**STATED EXERCISE**
Answer from the flight sim review:
(a) What does the reviewer name as the biggest missing part of plane system control?
(b) How many flyable plane types does the game have?
(c) Which two difficulty presets are available in the campaign?

I wanted to start by saying it's unpolished gem, but it's not. It's a highly polished gem, fitted into cheap mass produced jevelry and wrapped in gift bag bough on discount last January. If you want realistic flying experience, don't miss it. If you want to treat yourself seriously as a simmer, you may find out-of-cockpit parts of game not dignified enough *Still mostly true, although quality of jewelry is much better*.

The good: The sim part (simulating planes and their enviroment) is very good - the game is great stick and rudder experience, the planes have mass and inertia, when flying them on the edge of flight envelope you feel them sliding from course, rather than being pushed to the side along set vector with randomized shaking added. The AI planes use the same physics as player, so they don't take breaks from reality and pretend they are jets when pressed to hard. Par the course, some people find flight models unrealistic or simply not what they expected. There are no clickable cockpits like in CloD or DCS, but after automated engine start you get to control most of plane systems (IMHO the biggest missing part is no manual fuel tank selection). To me it has the best feeling of "being there" of all WW2 planes, but I'm stick and rudder fetishist, not clickable cockpit fetishist. There are no stability problems, unfinished plane systems of weird flight behaviour.

The bad: There are ten flyable plane types in the game (*Battle of Moscow will bring ten more, five already done, that BoS owners can meet in air even without owning BoM*). More are in the works, but because of sim part being detailed like I said above, making new planes is slow process. Do not expect to see tens of flyables soon, or variants of the same model (like all Bf-109F variants) made by small modifications of existing plane. There are *no* AI-only planes (one *has been made since review was written*) because, as they use realistic flight physics, they are not easy to make, either. You won't see tens upon tens of computer-controled planes in misisons, either, they are to CPU-hungry for that. The number of players in MP missions is limited (*much less now than year ago*) , devs still work on optimising support of more players in mission as I write. The single player part, or campaign, is something in between proper career from IL-2:1946 and mission generator - you pick stage of the battle, airfield you take off from, plane, mission type (intercept, escort, ground attack, bombing, close air support) and off you go. Missions are generated randomly with variety of weathers and targets, but they aren't as immersive as real career missions - maybe because you get no background on what your target is and why it's important beyond "go and bomb that bridge". There are difficulty settings in game, but in campaign you can use only two presets, normal (icons and automated engine management) and expert (realistic). Instead of adjusting realism settings before mission, you disable unrealistic aids in flight by key command (say, I bound a key that turns all engine helpers off and hit it at start of each mission, to fly with manual engine management but icons on). *The third party PWCG, a full blown career generator, is coming and already playable*.The mission editor is quite complicated so there isn't flood of user-made content and multiplayer servers - but what community made so far was of very good quality.

**RECORDS SHOWN**
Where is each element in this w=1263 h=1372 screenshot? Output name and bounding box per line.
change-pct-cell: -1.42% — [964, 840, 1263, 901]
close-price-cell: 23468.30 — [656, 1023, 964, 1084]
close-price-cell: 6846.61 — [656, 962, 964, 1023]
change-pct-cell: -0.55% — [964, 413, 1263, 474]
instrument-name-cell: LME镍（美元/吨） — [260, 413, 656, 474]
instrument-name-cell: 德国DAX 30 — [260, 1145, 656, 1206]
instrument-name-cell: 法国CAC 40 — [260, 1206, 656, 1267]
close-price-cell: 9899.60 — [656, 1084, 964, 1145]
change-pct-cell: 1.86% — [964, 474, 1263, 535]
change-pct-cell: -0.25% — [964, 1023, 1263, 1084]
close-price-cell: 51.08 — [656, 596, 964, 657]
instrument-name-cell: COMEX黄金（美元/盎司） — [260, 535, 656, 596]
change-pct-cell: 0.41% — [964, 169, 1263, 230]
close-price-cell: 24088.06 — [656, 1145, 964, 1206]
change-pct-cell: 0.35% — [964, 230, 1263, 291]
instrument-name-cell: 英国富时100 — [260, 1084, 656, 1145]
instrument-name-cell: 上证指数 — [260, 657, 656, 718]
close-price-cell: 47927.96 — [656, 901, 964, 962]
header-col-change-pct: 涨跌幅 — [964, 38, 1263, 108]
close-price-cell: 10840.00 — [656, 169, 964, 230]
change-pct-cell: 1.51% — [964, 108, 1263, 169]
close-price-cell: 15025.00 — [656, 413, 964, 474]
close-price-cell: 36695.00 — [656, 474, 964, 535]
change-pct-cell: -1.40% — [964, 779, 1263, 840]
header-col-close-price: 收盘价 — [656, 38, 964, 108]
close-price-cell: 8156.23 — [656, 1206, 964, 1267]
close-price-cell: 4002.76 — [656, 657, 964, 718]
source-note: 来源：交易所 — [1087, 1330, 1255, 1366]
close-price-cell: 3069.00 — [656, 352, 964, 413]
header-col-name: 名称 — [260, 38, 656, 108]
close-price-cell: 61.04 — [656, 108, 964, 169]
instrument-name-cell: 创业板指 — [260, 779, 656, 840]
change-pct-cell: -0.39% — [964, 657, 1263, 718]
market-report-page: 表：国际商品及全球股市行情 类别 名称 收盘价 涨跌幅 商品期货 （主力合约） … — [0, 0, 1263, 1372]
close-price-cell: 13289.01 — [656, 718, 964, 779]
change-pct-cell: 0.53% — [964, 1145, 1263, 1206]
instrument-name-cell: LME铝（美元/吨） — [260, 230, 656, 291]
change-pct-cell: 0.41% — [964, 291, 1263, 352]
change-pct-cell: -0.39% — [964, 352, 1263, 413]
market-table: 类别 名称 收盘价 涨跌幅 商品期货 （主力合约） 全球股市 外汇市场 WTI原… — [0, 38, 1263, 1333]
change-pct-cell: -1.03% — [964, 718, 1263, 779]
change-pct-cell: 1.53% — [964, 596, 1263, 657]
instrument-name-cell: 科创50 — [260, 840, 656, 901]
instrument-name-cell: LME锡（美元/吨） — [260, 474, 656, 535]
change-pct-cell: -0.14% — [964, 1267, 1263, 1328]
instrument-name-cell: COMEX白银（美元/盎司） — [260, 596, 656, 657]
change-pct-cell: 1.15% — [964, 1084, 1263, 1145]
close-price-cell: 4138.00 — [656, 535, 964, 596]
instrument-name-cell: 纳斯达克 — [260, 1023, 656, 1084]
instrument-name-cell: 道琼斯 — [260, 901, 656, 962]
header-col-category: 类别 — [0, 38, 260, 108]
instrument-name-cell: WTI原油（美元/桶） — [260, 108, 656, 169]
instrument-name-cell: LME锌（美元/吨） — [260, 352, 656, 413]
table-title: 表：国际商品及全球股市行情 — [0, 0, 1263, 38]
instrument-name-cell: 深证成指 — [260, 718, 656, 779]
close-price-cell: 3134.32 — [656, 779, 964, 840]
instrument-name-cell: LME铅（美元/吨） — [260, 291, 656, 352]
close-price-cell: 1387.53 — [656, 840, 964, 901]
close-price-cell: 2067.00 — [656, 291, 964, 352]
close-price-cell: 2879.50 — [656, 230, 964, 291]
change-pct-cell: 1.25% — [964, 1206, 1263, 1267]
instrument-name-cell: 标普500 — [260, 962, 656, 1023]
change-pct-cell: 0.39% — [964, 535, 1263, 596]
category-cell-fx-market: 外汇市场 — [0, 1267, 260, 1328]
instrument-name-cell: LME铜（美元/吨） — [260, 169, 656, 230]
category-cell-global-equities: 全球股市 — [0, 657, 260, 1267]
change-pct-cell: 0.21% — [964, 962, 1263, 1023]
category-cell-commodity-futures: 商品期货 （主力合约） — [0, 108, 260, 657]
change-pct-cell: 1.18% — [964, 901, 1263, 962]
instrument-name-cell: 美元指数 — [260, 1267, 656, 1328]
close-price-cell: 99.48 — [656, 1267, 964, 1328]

**ANSWER**
(a) Manual fuel tank selection.
(b) Ten.
(c) Normal (icons and automated engine management) and expert (realistic).